→ **What the task requires**:
Give the listing again character for character, but drop the images.

START

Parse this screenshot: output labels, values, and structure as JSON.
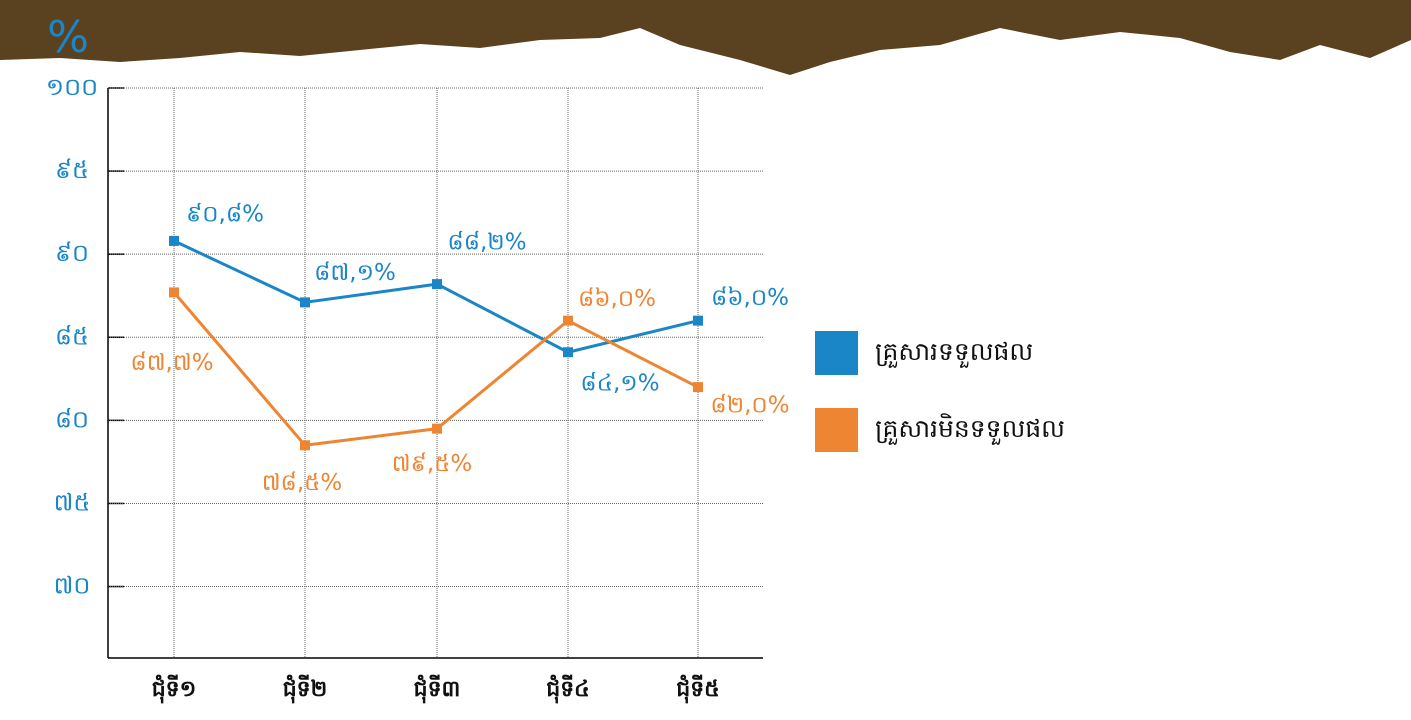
{
  "chart_data": {
    "type": "line",
    "y_label": "%",
    "categories": [
      "ជុំទី១",
      "ជុំទី២",
      "ជុំទី៣",
      "ជុំទី៤",
      "ជុំទី៥"
    ],
    "series": [
      {
        "name": "គ្រួសារទទួលផល",
        "color": "#1a86c8",
        "values": [
          90.8,
          87.1,
          88.2,
          84.1,
          86.0
        ],
        "value_labels": [
          "៩០,៨%",
          "៨៧,១%",
          "៨៨,២%",
          "៨៤,១%",
          "៨៦,០%"
        ]
      },
      {
        "name": "គ្រួសារមិនទទួលផល",
        "color": "#ee8533",
        "values": [
          87.7,
          78.5,
          79.5,
          86.0,
          82.0
        ],
        "value_labels": [
          "៨៧,៧%",
          "៧៨,៥%",
          "៧៩,៥%",
          "៨៦,០%",
          "៨២,០%"
        ]
      }
    ],
    "ylim": [
      65.7,
      100
    ],
    "yticks": [
      {
        "value": 100,
        "label": "១០០"
      },
      {
        "value": 95,
        "label": "៩៥"
      },
      {
        "value": 90,
        "label": "៩០"
      },
      {
        "value": 85,
        "label": "៨៥"
      },
      {
        "value": 80,
        "label": "៨០"
      },
      {
        "value": 75,
        "label": "៧៥"
      },
      {
        "value": 70,
        "label": "៧០"
      }
    ],
    "grid": true,
    "legend": "right"
  }
}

END

→ **Result for this exercise**:
Parse this screenshot: output labels, values, and structure as JSON.
{
  "chart_data": {
    "type": "line",
    "y_label": "%",
    "categories": [
      "ជុំទី១",
      "ជុំទី២",
      "ជុំទី៣",
      "ជុំទី៤",
      "ជុំទី៥"
    ],
    "series": [
      {
        "name": "គ្រួសារទទួលផល",
        "color": "#1a86c8",
        "values": [
          90.8,
          87.1,
          88.2,
          84.1,
          86.0
        ],
        "value_labels": [
          "៩០,៨%",
          "៨៧,១%",
          "៨៨,២%",
          "៨៤,១%",
          "៨៦,០%"
        ]
      },
      {
        "name": "គ្រួសារមិនទទួលផល",
        "color": "#ee8533",
        "values": [
          87.7,
          78.5,
          79.5,
          86.0,
          82.0
        ],
        "value_labels": [
          "៨៧,៧%",
          "៧៨,៥%",
          "៧៩,៥%",
          "៨៦,០%",
          "៨២,០%"
        ]
      }
    ],
    "ylim": [
      65.7,
      100
    ],
    "yticks": [
      {
        "value": 100,
        "label": "១០០"
      },
      {
        "value": 95,
        "label": "៩៥"
      },
      {
        "value": 90,
        "label": "៩០"
      },
      {
        "value": 85,
        "label": "៨៥"
      },
      {
        "value": 80,
        "label": "៨០"
      },
      {
        "value": 75,
        "label": "៧៥"
      },
      {
        "value": 70,
        "label": "៧០"
      }
    ],
    "grid": true,
    "legend": "right"
  }
}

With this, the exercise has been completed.